Set task: Records follow. Pull out every line that contains "planned".

Records for this exercise:

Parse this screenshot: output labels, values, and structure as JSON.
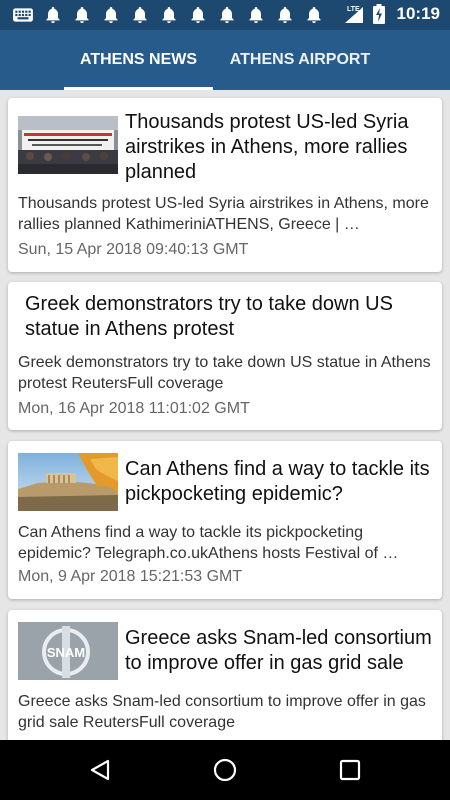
{
  "status_bar": {
    "time": "10:19",
    "notification_icons": [
      "keyboard-icon",
      "bell-icon",
      "bell-icon",
      "bell-icon",
      "bell-icon",
      "bell-icon",
      "bell-icon",
      "bell-icon",
      "bell-icon",
      "bell-icon",
      "bell-icon"
    ],
    "network": "LTE",
    "colors": {
      "background": "#1d4870"
    }
  },
  "tabs": [
    {
      "label": "ATHENS NEWS",
      "active": true
    },
    {
      "label": "ATHENS AIRPORT",
      "active": false
    }
  ],
  "colors": {
    "app_bar": "#275b8c",
    "background": "#e6e6e6"
  },
  "articles": [
    {
      "title": "Thousands protest US-led Syria airstrikes in Athens, more rallies planned",
      "summary": "Thousands protest US-led Syria airstrikes in Athens, more rallies planned  KathimeriniATHENS, Greece | …",
      "date": "Sun, 15 Apr 2018 09:40:13 GMT",
      "has_image": true,
      "image": "protest-photo"
    },
    {
      "title": "Greek demonstrators try to take down US statue in Athens protest",
      "summary": "Greek demonstrators try to take down US statue in Athens protest  ReutersFull coverage",
      "date": "Mon, 16 Apr 2018 11:01:02 GMT",
      "has_image": false
    },
    {
      "title": "Can Athens find a way to tackle its pickpocketing epidemic?",
      "summary": "Can Athens find a way to tackle its pickpocketing epidemic?  Telegraph.co.ukAthens hosts Festival of …",
      "date": "Mon, 9 Apr 2018 15:21:53 GMT",
      "has_image": true,
      "image": "acropolis-photo"
    },
    {
      "title": "Greece asks Snam-led consortium to improve offer in gas grid sale",
      "summary": "Greece asks Snam-led consortium to improve offer in gas grid sale  ReutersFull coverage",
      "has_image": true,
      "image": "snam-logo-photo",
      "image_text": "SNAM"
    }
  ],
  "nav": {
    "buttons": [
      "back-icon",
      "home-icon",
      "recents-icon"
    ]
  }
}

Response for this exercise:
      "title": "Thousands protest US-led Syria airstrikes in Athens, more rallies planned",
      "summary": "Thousands protest US-led Syria airstrikes in Athens, more rallies planned  KathimeriniATHENS, Greece | …",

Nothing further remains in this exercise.